*Provided data*.
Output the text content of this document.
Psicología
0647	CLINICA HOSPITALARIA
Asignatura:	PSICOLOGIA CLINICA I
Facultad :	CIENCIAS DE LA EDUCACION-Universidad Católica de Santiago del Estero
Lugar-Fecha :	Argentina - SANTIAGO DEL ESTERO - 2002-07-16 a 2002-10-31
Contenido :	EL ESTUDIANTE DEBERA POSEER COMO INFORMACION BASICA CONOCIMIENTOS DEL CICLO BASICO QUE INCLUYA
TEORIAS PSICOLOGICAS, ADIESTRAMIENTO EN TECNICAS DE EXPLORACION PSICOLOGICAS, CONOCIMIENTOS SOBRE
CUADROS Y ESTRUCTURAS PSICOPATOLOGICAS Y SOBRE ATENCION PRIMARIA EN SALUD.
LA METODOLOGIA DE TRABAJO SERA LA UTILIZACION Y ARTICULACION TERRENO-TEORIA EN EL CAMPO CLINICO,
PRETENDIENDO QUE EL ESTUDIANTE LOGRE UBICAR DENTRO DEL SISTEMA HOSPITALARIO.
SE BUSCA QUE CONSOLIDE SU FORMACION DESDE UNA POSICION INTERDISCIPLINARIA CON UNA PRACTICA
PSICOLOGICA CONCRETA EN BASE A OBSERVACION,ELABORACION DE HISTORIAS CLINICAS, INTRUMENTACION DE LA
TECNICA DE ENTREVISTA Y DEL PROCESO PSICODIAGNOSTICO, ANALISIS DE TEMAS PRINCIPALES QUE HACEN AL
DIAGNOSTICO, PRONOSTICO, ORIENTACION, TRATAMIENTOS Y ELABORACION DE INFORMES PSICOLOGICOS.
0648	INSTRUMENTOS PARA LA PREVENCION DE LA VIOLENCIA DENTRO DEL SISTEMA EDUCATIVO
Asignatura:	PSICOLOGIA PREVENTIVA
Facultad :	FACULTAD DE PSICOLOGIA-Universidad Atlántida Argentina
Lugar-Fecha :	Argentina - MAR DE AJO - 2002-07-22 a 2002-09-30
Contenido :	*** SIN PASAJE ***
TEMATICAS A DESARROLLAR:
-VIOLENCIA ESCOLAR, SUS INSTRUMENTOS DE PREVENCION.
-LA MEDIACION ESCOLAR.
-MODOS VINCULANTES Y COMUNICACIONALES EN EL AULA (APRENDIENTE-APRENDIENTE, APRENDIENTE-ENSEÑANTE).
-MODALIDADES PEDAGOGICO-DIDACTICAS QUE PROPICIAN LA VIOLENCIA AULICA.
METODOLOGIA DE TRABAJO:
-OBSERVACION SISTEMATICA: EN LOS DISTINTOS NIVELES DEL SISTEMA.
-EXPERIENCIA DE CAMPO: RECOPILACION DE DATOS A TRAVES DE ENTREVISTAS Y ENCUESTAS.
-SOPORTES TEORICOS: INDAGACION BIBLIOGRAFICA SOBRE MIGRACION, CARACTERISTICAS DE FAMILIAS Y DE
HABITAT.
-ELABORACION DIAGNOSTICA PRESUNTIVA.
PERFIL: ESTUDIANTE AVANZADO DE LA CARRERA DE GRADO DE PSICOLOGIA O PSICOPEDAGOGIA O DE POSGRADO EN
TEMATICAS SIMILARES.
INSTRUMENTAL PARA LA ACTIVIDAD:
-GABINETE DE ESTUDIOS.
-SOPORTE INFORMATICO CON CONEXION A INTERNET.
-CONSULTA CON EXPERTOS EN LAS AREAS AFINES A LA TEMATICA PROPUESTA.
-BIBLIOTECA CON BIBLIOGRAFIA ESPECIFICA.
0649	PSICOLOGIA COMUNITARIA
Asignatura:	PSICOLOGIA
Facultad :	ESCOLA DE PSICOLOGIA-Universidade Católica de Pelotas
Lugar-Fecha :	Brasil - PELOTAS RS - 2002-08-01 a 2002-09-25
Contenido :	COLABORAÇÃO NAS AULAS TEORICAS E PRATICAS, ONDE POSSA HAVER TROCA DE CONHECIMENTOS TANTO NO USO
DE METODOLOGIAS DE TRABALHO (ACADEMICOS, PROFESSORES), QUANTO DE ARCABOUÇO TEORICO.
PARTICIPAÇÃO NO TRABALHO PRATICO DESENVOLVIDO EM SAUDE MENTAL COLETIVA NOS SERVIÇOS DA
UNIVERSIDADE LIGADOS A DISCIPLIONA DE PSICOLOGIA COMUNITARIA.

*Written instruction*. Output the complete data exactly as written.

*Expected answer*.
Output the text content of this document.
Psicología
0647	CLINICA HOSPITALARIA
Asignatura:	PSICOLOGIA CLINICA I
Facultad :	CIENCIAS DE LA EDUCACION-Universidad Católica de Santiago del Estero
Lugar-Fecha :	Argentina - SANTIAGO DEL ESTERO - 2002-07-16 a 2002-10-31
Contenido :	EL ESTUDIANTE DEBERA POSEER COMO INFORMACION BASICA CONOCIMIENTOS DEL CICLO BASICO QUE INCLUYA
TEORIAS PSICOLOGICAS, ADIESTRAMIENTO EN TECNICAS DE EXPLORACION PSICOLOGICAS, CONOCIMIENTOS SOBRE
CUADROS Y ESTRUCTURAS PSICOPATOLOGICAS Y SOBRE ATENCION PRIMARIA EN SALUD.
LA METODOLOGIA DE TRABAJO SERA LA UTILIZACION Y ARTICULACION TERRENO-TEORIA EN EL CAMPO CLINICO,
PRETENDIENDO QUE EL ESTUDIANTE LOGRE UBICAR DENTRO DEL SISTEMA HOSPITALARIO.
SE BUSCA QUE CONSOLIDE SU FORMACION DESDE UNA POSICION INTERDISCIPLINARIA CON UNA PRACTICA
PSICOLOGICA CONCRETA EN BASE A OBSERVACION,ELABORACION DE HISTORIAS CLINICAS, INTRUMENTACION DE LA
TECNICA DE ENTREVISTA Y DEL PROCESO PSICODIAGNOSTICO, ANALISIS DE TEMAS PRINCIPALES QUE HACEN AL
DIAGNOSTICO, PRONOSTICO, ORIENTACION, TRATAMIENTOS Y ELABORACION DE INFORMES PSICOLOGICOS.
0648	INSTRUMENTOS PARA LA PREVENCION DE LA VIOLENCIA DENTRO DEL SISTEMA EDUCATIVO
Asignatura:	PSICOLOGIA PREVENTIVA
Facultad :	FACULTAD DE PSICOLOGIA-Universidad Atlántida Argentina
Lugar-Fecha :	Argentina - MAR DE AJO - 2002-07-22 a 2002-09-30
Contenido :	*** SIN PASAJE ***
TEMATICAS A DESARROLLAR:
-VIOLENCIA ESCOLAR, SUS INSTRUMENTOS DE PREVENCION.
-LA MEDIACION ESCOLAR.
-MODOS VINCULANTES Y COMUNICACIONALES EN EL AULA (APRENDIENTE-APRENDIENTE, APRENDIENTE-ENSEÑANTE).
-MODALIDADES PEDAGOGICO-DIDACTICAS QUE PROPICIAN LA VIOLENCIA AULICA.
METODOLOGIA DE TRABAJO:
-OBSERVACION SISTEMATICA: EN LOS DISTINTOS NIVELES DEL SISTEMA.
-EXPERIENCIA DE CAMPO: RECOPILACION DE DATOS A TRAVES DE ENTREVISTAS Y ENCUESTAS.
-SOPORTES TEORICOS: INDAGACION BIBLIOGRAFICA SOBRE MIGRACION, CARACTERISTICAS DE FAMILIAS Y DE
HABITAT.
-ELABORACION DIAGNOSTICA PRESUNTIVA.
PERFIL: ESTUDIANTE AVANZADO DE LA CARRERA DE GRADO DE PSICOLOGIA O PSICOPEDAGOGIA O DE POSGRADO EN
TEMATICAS SIMILARES.
INSTRUMENTAL PARA LA ACTIVIDAD:
-GABINETE DE ESTUDIOS.
-SOPORTE INFORMATICO CON CONEXION A INTERNET.
-CONSULTA CON EXPERTOS EN LAS AREAS AFINES A LA TEMATICA PROPUESTA.
-BIBLIOTECA CON BIBLIOGRAFIA ESPECIFICA.
0649	PSICOLOGIA COMUNITARIA
Asignatura:	PSICOLOGIA
Facultad :	ESCOLA DE PSICOLOGIA-Universidade Católica de Pelotas
Lugar-Fecha :	Brasil - PELOTAS RS - 2002-08-01 a 2002-09-25
Contenido :	COLABORAÇÃO NAS AULAS TEORICAS E PRATICAS, ONDE POSSA HAVER TROCA DE CONHECIMENTOS TANTO NO USO
DE METODOLOGIAS DE TRABALHO (ACADEMICOS, PROFESSORES), QUANTO DE ARCABOUÇO TEORICO.
PARTICIPAÇÃO NO TRABALHO PRATICO DESENVOLVIDO EM SAUDE MENTAL COLETIVA NOS SERVIÇOS DA
UNIVERSIDADE LIGADOS A DISCIPLIONA DE PSICOLOGIA COMUNITARIA.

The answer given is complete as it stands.